__What you have to do__
Filter the entries below, keeping every line that has the word "bladder".

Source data
┄┄┄┄┄┄
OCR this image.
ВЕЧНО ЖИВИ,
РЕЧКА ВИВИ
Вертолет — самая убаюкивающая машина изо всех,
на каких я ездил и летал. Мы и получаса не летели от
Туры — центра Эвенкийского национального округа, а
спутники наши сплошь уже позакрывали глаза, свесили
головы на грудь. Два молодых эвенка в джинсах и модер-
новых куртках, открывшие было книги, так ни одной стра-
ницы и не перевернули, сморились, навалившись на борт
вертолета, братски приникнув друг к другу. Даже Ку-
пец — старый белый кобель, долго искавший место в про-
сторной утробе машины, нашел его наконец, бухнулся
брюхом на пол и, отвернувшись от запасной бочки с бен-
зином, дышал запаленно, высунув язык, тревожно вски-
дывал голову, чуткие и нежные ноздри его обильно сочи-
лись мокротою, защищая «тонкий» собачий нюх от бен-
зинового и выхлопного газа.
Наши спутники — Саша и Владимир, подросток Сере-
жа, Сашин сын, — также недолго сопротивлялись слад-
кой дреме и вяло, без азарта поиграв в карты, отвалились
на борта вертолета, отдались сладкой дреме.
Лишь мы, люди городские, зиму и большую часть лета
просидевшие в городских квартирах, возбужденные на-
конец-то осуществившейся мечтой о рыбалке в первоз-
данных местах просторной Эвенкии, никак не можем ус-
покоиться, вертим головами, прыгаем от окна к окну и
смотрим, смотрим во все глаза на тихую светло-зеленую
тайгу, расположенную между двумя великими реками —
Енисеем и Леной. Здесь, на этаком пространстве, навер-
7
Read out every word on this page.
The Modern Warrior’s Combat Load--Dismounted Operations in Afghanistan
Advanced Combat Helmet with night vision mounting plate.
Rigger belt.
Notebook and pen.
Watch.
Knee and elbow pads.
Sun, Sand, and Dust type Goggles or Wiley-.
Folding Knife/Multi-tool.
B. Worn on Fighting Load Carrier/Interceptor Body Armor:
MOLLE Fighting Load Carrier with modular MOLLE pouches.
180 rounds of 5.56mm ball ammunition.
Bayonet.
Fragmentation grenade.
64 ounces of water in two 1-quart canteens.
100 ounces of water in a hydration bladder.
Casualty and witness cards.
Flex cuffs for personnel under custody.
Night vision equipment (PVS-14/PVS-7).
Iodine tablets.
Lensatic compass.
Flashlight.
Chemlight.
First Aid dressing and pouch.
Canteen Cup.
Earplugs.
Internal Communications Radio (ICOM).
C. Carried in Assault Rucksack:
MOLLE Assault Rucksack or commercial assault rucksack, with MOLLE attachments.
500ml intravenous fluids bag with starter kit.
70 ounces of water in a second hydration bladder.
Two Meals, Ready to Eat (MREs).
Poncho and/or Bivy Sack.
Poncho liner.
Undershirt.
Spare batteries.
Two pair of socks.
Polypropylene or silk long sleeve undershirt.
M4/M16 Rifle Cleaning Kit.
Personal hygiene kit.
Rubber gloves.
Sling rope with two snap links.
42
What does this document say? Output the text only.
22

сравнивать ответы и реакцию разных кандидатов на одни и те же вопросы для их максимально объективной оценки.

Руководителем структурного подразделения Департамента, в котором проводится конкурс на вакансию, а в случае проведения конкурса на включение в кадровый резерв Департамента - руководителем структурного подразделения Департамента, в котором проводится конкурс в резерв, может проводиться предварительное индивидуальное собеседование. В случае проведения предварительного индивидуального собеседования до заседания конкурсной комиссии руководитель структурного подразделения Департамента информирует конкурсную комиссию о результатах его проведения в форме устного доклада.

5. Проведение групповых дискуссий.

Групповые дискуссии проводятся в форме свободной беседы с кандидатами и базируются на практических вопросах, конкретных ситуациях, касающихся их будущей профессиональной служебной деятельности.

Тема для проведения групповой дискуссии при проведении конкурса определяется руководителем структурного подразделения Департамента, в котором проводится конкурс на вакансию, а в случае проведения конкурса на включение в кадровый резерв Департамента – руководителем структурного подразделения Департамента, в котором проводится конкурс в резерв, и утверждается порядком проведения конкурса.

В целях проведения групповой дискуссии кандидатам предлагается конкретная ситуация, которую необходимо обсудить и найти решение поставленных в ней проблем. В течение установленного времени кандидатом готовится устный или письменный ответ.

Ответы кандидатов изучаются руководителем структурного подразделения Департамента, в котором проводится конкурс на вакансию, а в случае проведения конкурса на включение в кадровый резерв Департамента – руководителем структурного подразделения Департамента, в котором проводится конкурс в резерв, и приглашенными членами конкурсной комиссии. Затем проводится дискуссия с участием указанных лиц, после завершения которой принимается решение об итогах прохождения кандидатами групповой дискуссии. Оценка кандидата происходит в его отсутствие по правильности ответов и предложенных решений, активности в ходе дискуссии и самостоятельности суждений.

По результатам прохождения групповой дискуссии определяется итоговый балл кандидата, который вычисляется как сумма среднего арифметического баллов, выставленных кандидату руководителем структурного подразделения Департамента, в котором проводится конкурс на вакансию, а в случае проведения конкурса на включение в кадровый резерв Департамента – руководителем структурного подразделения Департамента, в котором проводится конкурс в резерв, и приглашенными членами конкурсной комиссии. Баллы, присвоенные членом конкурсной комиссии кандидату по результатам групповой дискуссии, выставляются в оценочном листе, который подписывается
┄┄┄┄┄┄
__Answer in full__
100 ounces of water in a hydration bladder.
70 ounces of water in a second hydration bladder.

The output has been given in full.